Do this
Provide the data again in its entirety, exactly as given.

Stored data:
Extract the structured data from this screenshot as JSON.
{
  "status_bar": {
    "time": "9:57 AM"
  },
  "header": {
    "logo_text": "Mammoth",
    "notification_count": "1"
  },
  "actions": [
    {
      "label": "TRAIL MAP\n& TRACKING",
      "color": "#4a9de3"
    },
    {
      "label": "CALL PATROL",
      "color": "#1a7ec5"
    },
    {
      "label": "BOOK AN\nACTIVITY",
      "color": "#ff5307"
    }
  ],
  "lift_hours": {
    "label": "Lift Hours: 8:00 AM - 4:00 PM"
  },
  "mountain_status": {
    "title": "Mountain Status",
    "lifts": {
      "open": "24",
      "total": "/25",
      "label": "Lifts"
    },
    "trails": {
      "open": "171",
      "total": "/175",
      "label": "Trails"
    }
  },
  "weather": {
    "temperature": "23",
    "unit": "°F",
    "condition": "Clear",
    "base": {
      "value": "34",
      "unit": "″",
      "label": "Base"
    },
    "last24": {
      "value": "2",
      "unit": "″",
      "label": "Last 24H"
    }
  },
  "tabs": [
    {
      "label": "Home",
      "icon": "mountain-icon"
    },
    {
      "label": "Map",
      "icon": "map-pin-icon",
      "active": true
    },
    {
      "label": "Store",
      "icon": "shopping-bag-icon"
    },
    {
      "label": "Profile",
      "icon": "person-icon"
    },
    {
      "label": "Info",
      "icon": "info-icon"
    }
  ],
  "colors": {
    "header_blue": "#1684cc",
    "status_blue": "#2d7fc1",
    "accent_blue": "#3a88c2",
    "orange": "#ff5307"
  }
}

Written solution
Extract the structured data from this screenshot as JSON.
{
  "status_bar": {
    "time": "9:57 AM"
  },
  "header": {
    "logo_text": "Mammoth",
    "notification_count": "1"
  },
  "actions": [
    {
      "label": "TRAIL MAP\n& TRACKING",
      "color": "#4a9de3"
    },
    {
      "label": "CALL PATROL",
      "color": "#1a7ec5"
    },
    {
      "label": "BOOK AN\nACTIVITY",
      "color": "#ff5307"
    }
  ],
  "lift_hours": {
    "label": "Lift Hours: 8:00 AM - 4:00 PM"
  },
  "mountain_status": {
    "title": "Mountain Status",
    "lifts": {
      "open": "24",
      "total": "/25",
      "label": "Lifts"
    },
    "trails": {
      "open": "171",
      "total": "/175",
      "label": "Trails"
    }
  },
  "weather": {
    "temperature": "23",
    "unit": "°F",
    "condition": "Clear",
    "base": {
      "value": "34",
      "unit": "″",
      "label": "Base"
    },
    "last24": {
      "value": "2",
      "unit": "″",
      "label": "Last 24H"
    }
  },
  "tabs": [
    {
      "label": "Home",
      "icon": "mountain-icon"
    },
    {
      "label": "Map",
      "icon": "map-pin-icon",
      "active": true
    },
    {
      "label": "Store",
      "icon": "shopping-bag-icon"
    },
    {
      "label": "Profile",
      "icon": "person-icon"
    },
    {
      "label": "Info",
      "icon": "info-icon"
    }
  ],
  "colors": {
    "header_blue": "#1684cc",
    "status_blue": "#2d7fc1",
    "accent_blue": "#3a88c2",
    "orange": "#ff5307"
  }
}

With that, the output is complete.